◆ Given information:
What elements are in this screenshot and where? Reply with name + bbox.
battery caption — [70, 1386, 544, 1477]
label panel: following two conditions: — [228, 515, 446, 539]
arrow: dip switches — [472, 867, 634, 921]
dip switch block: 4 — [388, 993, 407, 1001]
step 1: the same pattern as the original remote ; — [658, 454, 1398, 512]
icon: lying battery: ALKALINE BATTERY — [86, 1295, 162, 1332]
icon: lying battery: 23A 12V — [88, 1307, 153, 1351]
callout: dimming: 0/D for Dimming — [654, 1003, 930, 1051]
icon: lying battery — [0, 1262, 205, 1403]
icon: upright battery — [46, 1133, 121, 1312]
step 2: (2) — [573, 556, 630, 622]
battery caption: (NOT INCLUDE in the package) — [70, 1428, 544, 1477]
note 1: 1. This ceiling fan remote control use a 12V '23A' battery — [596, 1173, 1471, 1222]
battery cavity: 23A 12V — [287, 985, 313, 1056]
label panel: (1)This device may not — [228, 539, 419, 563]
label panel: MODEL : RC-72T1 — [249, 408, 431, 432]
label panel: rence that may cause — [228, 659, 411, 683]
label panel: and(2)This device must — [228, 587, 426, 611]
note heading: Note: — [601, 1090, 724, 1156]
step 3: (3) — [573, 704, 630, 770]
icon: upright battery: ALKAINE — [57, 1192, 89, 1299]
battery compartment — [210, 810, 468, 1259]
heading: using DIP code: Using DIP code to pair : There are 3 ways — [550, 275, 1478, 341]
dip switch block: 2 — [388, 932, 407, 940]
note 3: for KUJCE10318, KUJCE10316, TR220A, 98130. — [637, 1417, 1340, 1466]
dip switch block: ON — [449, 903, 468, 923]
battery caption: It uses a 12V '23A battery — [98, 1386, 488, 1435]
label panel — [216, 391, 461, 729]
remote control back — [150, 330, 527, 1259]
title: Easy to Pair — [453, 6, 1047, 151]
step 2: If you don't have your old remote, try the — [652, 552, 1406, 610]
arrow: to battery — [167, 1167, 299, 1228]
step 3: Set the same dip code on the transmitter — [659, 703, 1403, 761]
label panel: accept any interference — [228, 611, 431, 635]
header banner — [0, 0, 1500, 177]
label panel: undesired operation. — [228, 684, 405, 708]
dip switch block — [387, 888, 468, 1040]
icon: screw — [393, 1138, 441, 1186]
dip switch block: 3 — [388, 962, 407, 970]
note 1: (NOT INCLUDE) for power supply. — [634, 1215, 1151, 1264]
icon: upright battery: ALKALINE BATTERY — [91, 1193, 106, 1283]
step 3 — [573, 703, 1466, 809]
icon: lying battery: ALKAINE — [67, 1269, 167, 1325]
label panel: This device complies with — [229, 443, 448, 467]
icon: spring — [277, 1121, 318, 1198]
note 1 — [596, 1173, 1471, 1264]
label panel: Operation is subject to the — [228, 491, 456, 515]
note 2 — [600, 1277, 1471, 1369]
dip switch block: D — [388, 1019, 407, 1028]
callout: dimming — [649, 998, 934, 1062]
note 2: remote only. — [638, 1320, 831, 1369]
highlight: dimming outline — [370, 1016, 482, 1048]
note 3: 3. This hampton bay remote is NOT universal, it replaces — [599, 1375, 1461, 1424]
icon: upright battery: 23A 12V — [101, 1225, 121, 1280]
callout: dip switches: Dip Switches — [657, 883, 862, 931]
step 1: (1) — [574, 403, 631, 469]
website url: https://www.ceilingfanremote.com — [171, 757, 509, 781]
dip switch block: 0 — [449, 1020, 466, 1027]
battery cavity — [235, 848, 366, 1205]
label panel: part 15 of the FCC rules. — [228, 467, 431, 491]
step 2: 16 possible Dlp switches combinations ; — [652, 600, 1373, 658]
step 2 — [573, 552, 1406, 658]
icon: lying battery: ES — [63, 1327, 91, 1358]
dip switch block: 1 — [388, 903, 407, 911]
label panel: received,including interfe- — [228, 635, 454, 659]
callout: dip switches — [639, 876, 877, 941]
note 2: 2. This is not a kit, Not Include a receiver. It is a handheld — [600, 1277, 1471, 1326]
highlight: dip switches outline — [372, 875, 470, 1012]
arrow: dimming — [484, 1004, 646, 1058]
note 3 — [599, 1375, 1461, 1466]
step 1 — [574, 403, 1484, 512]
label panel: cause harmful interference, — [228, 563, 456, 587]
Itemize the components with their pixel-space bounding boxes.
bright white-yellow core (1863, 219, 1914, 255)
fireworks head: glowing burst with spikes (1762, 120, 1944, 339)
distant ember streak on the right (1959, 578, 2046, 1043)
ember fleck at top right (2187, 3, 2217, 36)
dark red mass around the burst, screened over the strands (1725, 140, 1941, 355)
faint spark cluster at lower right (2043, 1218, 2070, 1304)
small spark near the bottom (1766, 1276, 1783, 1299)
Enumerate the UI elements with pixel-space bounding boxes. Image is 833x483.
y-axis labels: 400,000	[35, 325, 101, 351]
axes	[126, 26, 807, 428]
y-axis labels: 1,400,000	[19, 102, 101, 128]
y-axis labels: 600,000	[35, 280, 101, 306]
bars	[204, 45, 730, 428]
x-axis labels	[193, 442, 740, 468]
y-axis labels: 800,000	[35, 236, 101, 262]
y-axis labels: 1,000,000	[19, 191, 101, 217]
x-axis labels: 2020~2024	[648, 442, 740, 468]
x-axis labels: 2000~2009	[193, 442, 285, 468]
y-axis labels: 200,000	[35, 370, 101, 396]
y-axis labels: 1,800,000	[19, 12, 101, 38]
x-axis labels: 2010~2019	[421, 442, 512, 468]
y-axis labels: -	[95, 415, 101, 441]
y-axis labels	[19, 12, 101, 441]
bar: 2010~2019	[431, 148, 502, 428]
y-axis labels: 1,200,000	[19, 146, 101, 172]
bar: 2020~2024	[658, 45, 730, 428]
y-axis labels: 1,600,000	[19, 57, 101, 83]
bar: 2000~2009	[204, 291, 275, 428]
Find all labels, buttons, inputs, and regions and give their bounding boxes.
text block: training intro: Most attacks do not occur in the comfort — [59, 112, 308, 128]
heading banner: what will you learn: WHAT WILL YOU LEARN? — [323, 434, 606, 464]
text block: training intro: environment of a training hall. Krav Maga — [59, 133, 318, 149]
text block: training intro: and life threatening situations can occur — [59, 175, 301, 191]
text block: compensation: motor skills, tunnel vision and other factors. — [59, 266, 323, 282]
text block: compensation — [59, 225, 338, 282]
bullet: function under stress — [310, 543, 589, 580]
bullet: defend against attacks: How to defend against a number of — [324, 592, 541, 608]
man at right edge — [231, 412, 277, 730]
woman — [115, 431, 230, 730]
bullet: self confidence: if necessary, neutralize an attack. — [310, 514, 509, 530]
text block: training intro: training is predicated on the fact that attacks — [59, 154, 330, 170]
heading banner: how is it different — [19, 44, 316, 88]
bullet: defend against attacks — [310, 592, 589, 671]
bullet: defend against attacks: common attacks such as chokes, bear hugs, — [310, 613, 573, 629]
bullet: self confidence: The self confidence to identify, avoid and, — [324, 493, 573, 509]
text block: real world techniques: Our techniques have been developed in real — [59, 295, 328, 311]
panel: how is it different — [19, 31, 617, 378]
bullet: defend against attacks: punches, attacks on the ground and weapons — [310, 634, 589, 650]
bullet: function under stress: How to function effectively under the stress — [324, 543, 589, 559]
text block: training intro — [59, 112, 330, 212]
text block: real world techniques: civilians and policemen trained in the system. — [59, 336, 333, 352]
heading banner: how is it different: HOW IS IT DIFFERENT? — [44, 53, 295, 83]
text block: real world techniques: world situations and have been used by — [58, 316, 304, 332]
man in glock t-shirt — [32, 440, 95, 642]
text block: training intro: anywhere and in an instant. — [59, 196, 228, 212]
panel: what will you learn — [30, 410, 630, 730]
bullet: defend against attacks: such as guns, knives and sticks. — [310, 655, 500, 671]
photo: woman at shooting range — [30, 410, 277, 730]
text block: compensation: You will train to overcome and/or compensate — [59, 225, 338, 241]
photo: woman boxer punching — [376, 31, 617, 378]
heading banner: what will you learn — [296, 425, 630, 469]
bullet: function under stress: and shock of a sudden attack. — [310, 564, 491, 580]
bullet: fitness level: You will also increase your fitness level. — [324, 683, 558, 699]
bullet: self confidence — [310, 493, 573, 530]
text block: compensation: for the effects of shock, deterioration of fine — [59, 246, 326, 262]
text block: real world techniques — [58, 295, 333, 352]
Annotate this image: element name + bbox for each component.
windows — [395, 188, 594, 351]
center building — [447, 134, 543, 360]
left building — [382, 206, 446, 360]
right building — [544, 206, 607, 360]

◆ Task objective: Please count the rows above that contain the word "confidence" and give only the number.

◆ The solution: 3